■ PROBLEM TO SOLVE ■
Find each line with the word "cievky" in it, then give the total alone.

■ PROVIDED MATERIAL ■

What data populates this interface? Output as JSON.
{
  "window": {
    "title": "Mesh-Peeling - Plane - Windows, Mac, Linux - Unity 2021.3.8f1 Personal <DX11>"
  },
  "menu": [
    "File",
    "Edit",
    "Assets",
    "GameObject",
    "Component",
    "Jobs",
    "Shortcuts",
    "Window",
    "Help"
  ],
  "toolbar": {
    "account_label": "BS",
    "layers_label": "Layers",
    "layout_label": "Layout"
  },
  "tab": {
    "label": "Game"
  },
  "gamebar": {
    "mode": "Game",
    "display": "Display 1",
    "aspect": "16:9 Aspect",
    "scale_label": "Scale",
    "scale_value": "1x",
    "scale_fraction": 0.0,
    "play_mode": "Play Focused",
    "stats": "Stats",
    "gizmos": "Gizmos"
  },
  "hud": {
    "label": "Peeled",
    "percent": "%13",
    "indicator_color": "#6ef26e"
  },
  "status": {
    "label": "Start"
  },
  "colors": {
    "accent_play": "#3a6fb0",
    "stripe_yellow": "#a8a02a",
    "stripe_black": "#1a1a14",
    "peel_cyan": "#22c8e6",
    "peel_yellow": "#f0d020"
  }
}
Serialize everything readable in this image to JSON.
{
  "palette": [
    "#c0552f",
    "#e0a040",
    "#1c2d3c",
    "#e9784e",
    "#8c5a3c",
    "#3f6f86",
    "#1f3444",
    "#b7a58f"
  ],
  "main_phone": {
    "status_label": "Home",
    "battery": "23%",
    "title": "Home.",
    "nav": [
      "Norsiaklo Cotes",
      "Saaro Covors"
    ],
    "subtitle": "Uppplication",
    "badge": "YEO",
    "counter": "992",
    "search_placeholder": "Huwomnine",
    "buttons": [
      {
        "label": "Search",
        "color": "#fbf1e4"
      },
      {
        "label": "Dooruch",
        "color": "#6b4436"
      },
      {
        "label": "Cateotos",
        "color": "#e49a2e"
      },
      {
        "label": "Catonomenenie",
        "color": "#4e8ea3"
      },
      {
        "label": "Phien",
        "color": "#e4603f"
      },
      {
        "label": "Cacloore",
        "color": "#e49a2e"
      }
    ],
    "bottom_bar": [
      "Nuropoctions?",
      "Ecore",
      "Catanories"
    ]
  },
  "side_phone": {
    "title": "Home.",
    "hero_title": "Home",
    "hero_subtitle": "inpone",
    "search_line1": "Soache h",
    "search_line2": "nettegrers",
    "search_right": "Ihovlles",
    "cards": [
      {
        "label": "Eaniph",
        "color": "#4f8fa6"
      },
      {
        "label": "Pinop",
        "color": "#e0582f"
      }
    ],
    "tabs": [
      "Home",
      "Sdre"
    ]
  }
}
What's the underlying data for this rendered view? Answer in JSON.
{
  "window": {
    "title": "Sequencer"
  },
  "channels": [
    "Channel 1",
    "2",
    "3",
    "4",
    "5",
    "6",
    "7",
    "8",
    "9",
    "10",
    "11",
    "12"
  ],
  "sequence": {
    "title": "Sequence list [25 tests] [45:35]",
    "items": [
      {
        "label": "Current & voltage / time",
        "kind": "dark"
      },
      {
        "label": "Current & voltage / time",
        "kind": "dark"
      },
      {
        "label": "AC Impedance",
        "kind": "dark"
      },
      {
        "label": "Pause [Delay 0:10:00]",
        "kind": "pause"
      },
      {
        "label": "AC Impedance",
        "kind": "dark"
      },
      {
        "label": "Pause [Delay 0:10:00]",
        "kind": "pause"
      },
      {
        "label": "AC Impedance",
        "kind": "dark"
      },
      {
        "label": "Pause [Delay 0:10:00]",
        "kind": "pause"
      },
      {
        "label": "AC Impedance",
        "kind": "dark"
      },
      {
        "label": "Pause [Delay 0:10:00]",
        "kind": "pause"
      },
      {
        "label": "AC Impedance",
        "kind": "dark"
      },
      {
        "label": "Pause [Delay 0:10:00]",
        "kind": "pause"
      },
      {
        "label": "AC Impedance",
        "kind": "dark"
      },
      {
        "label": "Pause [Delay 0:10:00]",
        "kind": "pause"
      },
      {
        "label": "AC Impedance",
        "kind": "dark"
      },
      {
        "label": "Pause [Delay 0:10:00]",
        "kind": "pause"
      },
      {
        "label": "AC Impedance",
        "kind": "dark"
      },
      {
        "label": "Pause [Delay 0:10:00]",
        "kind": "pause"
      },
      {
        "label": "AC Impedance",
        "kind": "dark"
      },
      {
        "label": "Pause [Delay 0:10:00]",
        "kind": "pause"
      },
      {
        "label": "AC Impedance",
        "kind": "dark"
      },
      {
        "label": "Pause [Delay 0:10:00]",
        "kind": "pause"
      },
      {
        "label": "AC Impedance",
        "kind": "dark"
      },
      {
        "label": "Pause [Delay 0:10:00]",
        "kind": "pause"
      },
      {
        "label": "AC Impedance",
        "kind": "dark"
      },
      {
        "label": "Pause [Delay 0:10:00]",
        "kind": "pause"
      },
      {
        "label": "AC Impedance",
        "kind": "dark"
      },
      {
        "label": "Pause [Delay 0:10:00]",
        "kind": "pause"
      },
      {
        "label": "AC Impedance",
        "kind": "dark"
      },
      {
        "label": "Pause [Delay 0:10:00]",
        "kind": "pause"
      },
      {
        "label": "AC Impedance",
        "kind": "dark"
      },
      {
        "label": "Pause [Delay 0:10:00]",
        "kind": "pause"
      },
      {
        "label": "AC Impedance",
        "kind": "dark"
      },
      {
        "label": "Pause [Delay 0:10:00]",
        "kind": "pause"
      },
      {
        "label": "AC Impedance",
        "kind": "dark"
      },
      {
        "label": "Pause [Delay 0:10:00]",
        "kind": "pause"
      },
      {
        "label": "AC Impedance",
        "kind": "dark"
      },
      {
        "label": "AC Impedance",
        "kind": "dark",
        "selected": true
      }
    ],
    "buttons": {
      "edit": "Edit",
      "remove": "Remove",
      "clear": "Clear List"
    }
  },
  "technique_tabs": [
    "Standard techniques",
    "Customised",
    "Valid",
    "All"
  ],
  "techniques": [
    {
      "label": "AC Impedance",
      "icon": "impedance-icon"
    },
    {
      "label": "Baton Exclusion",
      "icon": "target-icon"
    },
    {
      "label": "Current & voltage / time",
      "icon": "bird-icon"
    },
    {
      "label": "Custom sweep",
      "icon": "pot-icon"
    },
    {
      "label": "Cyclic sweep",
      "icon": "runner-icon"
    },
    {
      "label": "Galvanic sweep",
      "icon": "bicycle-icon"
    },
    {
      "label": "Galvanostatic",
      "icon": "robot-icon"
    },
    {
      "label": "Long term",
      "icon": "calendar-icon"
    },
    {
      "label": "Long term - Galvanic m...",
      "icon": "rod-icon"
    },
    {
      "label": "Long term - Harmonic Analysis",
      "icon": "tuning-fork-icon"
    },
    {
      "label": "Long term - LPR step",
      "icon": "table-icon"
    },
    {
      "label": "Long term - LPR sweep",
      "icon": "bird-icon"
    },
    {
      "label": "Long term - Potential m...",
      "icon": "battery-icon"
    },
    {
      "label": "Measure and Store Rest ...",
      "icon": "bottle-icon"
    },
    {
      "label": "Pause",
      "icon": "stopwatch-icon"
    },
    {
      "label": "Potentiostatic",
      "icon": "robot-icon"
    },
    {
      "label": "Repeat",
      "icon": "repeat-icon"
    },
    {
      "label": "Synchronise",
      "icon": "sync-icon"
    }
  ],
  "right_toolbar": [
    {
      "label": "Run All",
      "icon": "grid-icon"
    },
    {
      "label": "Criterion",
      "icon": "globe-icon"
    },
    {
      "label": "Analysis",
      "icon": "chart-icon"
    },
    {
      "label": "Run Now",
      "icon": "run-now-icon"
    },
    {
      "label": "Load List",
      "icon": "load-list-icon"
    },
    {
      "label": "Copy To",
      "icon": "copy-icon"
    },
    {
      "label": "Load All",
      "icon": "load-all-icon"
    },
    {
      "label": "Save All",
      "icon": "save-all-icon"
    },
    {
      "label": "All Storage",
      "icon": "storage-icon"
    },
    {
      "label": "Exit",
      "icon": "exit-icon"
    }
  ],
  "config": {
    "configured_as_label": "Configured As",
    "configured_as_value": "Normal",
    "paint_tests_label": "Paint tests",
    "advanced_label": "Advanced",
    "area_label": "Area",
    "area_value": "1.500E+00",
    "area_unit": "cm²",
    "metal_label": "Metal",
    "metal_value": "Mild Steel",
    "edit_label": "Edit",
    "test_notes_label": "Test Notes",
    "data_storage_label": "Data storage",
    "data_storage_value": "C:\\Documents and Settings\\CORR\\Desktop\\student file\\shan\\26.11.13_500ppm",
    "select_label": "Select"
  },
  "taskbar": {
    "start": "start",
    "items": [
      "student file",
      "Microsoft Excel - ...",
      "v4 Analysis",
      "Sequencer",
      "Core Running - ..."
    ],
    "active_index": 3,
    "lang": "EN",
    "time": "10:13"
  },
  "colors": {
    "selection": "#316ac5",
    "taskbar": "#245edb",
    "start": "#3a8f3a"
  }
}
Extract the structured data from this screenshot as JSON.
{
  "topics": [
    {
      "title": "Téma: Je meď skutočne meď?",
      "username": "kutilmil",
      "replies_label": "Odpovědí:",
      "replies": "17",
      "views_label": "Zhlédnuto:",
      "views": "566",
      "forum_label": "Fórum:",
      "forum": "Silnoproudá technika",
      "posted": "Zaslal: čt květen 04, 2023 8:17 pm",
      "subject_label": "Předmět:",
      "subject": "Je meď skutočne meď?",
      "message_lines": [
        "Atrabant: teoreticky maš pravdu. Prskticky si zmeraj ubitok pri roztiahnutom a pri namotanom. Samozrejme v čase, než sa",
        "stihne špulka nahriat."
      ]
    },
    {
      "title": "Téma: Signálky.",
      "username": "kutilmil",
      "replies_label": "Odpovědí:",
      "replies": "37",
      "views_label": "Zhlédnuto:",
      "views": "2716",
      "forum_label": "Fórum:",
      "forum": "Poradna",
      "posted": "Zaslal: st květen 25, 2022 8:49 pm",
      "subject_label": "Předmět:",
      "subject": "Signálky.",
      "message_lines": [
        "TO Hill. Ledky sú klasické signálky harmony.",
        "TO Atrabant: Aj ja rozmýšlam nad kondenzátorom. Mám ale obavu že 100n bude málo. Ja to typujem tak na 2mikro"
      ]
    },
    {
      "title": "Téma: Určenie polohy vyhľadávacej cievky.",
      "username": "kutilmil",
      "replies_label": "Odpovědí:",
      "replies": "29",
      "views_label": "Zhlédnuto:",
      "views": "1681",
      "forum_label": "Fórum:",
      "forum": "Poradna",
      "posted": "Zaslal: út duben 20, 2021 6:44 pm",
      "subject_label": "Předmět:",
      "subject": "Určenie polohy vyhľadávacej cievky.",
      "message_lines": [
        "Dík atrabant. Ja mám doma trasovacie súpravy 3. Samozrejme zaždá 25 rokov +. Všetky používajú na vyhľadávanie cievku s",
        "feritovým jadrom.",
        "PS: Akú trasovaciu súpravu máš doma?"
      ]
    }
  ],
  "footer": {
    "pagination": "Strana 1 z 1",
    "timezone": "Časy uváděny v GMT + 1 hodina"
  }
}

■ TASK RESULT ■
2